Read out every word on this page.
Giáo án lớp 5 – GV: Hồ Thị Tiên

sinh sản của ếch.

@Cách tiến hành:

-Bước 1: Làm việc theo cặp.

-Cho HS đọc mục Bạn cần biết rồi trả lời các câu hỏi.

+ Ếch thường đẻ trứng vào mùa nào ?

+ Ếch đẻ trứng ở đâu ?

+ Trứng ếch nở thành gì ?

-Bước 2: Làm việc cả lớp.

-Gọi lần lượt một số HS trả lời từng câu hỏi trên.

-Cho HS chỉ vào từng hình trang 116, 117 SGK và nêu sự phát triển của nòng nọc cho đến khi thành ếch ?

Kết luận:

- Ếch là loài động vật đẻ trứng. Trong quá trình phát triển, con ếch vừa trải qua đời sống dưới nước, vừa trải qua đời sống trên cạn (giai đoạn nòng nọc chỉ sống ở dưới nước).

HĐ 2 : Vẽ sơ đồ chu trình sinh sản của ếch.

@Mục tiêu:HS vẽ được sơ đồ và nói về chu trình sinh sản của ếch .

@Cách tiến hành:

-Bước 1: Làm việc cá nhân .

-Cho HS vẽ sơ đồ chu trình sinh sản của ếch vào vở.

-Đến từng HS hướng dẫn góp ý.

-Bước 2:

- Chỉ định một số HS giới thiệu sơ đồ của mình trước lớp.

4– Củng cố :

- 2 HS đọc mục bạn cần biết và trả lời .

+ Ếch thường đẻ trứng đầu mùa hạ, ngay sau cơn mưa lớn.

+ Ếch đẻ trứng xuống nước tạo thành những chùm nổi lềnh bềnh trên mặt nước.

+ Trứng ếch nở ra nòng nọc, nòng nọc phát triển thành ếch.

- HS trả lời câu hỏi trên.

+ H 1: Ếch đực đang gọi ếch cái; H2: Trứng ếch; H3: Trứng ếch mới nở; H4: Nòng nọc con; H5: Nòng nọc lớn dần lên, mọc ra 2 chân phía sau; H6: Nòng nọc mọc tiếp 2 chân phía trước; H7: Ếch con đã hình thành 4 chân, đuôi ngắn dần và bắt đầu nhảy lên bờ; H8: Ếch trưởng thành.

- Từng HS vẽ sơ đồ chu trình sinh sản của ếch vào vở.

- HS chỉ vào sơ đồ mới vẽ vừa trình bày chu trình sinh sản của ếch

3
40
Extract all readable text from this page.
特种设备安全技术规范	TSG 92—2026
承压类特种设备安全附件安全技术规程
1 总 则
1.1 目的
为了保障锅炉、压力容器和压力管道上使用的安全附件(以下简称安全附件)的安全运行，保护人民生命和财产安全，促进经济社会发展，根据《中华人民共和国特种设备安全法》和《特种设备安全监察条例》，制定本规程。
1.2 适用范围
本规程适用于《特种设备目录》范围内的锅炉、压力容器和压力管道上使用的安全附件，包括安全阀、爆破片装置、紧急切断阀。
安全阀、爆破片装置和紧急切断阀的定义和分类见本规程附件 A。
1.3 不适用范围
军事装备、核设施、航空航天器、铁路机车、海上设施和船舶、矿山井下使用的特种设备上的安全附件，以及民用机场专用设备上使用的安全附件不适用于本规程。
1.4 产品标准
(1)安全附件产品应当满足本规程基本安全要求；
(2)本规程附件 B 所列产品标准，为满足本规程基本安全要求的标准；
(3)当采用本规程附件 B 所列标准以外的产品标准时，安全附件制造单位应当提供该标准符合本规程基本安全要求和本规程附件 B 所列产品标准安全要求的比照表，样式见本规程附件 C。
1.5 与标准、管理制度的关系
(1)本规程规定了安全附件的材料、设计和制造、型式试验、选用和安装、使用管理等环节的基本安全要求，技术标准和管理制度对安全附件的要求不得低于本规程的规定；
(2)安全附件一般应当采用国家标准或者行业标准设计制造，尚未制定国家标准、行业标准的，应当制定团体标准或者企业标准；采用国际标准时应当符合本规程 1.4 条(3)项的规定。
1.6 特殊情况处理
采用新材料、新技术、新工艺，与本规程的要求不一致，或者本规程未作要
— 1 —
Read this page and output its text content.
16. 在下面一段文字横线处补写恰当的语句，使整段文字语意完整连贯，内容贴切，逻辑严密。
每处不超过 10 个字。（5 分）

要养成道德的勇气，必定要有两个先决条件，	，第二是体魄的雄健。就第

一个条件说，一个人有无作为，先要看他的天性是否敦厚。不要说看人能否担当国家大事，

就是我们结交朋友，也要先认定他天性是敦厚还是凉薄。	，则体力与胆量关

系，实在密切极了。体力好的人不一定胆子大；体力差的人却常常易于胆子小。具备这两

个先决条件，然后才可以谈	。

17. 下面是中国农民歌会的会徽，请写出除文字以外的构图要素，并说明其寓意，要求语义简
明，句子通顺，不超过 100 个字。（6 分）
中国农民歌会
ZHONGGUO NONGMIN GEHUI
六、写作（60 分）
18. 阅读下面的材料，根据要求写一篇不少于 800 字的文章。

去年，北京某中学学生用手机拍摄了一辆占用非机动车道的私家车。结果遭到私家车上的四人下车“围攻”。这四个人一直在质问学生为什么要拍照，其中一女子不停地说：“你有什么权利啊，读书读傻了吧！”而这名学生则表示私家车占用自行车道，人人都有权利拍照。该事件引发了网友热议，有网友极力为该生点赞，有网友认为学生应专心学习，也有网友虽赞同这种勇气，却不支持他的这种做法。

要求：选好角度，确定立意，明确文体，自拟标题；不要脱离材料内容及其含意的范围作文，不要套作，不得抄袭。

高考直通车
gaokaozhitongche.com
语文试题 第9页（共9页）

┄┄┄┄┄┄┄┄┄┄┄┄┄┄┄┄┄┄┄┄

WHAT IS BEING ASKED
Extract the complete data, matching each line exactly.

COMPLETE ANSWER
Read out every word on this page.
Giáo án lớp 5 – GV: Hồ Thị Tiên

sinh sản của ếch.

@Cách tiến hành:

-Bước 1: Làm việc theo cặp.

-Cho HS đọc mục Bạn cần biết rồi trả lời các câu hỏi.

+ Ếch thường đẻ trứng vào mùa nào ?

+ Ếch đẻ trứng ở đâu ?

+ Trứng ếch nở thành gì ?

-Bước 2: Làm việc cả lớp.

-Gọi lần lượt một số HS trả lời từng câu hỏi trên.

-Cho HS chỉ vào từng hình trang 116, 117 SGK và nêu sự phát triển của nòng nọc cho đến khi thành ếch ?

Kết luận:

- Ếch là loài động vật đẻ trứng. Trong quá trình phát triển, con ếch vừa trải qua đời sống dưới nước, vừa trải qua đời sống trên cạn (giai đoạn nòng nọc chỉ sống ở dưới nước).

HĐ 2 : Vẽ sơ đồ chu trình sinh sản của ếch.

@Mục tiêu:HS vẽ được sơ đồ và nói về chu trình sinh sản của ếch .

@Cách tiến hành:

-Bước 1: Làm việc cá nhân .

-Cho HS vẽ sơ đồ chu trình sinh sản của ếch vào vở.

-Đến từng HS hướng dẫn góp ý.

-Bước 2:

- Chỉ định một số HS giới thiệu sơ đồ của mình trước lớp.

4– Củng cố :

- 2 HS đọc mục bạn cần biết và trả lời .

+ Ếch thường đẻ trứng đầu mùa hạ, ngay sau cơn mưa lớn.

+ Ếch đẻ trứng xuống nước tạo thành những chùm nổi lềnh bềnh trên mặt nước.

+ Trứng ếch nở ra nòng nọc, nòng nọc phát triển thành ếch.

- HS trả lời câu hỏi trên.

+ H 1: Ếch đực đang gọi ếch cái; H2: Trứng ếch; H3: Trứng ếch mới nở; H4: Nòng nọc con; H5: Nòng nọc lớn dần lên, mọc ra 2 chân phía sau; H6: Nòng nọc mọc tiếp 2 chân phía trước; H7: Ếch con đã hình thành 4 chân, đuôi ngắn dần và bắt đầu nhảy lên bờ; H8: Ếch trưởng thành.

- Từng HS vẽ sơ đồ chu trình sinh sản của ếch vào vở.

- HS chỉ vào sơ đồ mới vẽ vừa trình bày chu trình sinh sản của ếch

3
40
Extract all readable text from this page.
特种设备安全技术规范	TSG 92—2026
承压类特种设备安全附件安全技术规程
1 总 则
1.1 目的
为了保障锅炉、压力容器和压力管道上使用的安全附件(以下简称安全附件)的安全运行，保护人民生命和财产安全，促进经济社会发展，根据《中华人民共和国特种设备安全法》和《特种设备安全监察条例》，制定本规程。
1.2 适用范围
本规程适用于《特种设备目录》范围内的锅炉、压力容器和压力管道上使用的安全附件，包括安全阀、爆破片装置、紧急切断阀。
安全阀、爆破片装置和紧急切断阀的定义和分类见本规程附件 A。
1.3 不适用范围
军事装备、核设施、航空航天器、铁路机车、海上设施和船舶、矿山井下使用的特种设备上的安全附件，以及民用机场专用设备上使用的安全附件不适用于本规程。
1.4 产品标准
(1)安全附件产品应当满足本规程基本安全要求；
(2)本规程附件 B 所列产品标准，为满足本规程基本安全要求的标准；
(3)当采用本规程附件 B 所列标准以外的产品标准时，安全附件制造单位应当提供该标准符合本规程基本安全要求和本规程附件 B 所列产品标准安全要求的比照表，样式见本规程附件 C。
1.5 与标准、管理制度的关系
(1)本规程规定了安全附件的材料、设计和制造、型式试验、选用和安装、使用管理等环节的基本安全要求，技术标准和管理制度对安全附件的要求不得低于本规程的规定；
(2)安全附件一般应当采用国家标准或者行业标准设计制造，尚未制定国家标准、行业标准的，应当制定团体标准或者企业标准；采用国际标准时应当符合本规程 1.4 条(3)项的规定。
1.6 特殊情况处理
采用新材料、新技术、新工艺，与本规程的要求不一致，或者本规程未作要
— 1 —
Read this page and output its text content.
16. 在下面一段文字横线处补写恰当的语句，使整段文字语意完整连贯，内容贴切，逻辑严密。
每处不超过 10 个字。（5 分）

要养成道德的勇气，必定要有两个先决条件，	，第二是体魄的雄健。就第

一个条件说，一个人有无作为，先要看他的天性是否敦厚。不要说看人能否担当国家大事，

就是我们结交朋友，也要先认定他天性是敦厚还是凉薄。	，则体力与胆量关

系，实在密切极了。体力好的人不一定胆子大；体力差的人却常常易于胆子小。具备这两

个先决条件，然后才可以谈	。

17. 下面是中国农民歌会的会徽，请写出除文字以外的构图要素，并说明其寓意，要求语义简
明，句子通顺，不超过 100 个字。（6 分）
中国农民歌会
ZHONGGUO NONGMIN GEHUI
六、写作（60 分）
18. 阅读下面的材料，根据要求写一篇不少于 800 字的文章。

去年，北京某中学学生用手机拍摄了一辆占用非机动车道的私家车。结果遭到私家车上的四人下车“围攻”。这四个人一直在质问学生为什么要拍照，其中一女子不停地说：“你有什么权利啊，读书读傻了吧！”而这名学生则表示私家车占用自行车道，人人都有权利拍照。该事件引发了网友热议，有网友极力为该生点赞，有网友认为学生应专心学习，也有网友虽赞同这种勇气，却不支持他的这种做法。

要求：选好角度，确定立意，明确文体，自拟标题；不要脱离材料内容及其含意的范围作文，不要套作，不得抄袭。

高考直通车
gaokaozhitongche.com
语文试题 第9页（共9页）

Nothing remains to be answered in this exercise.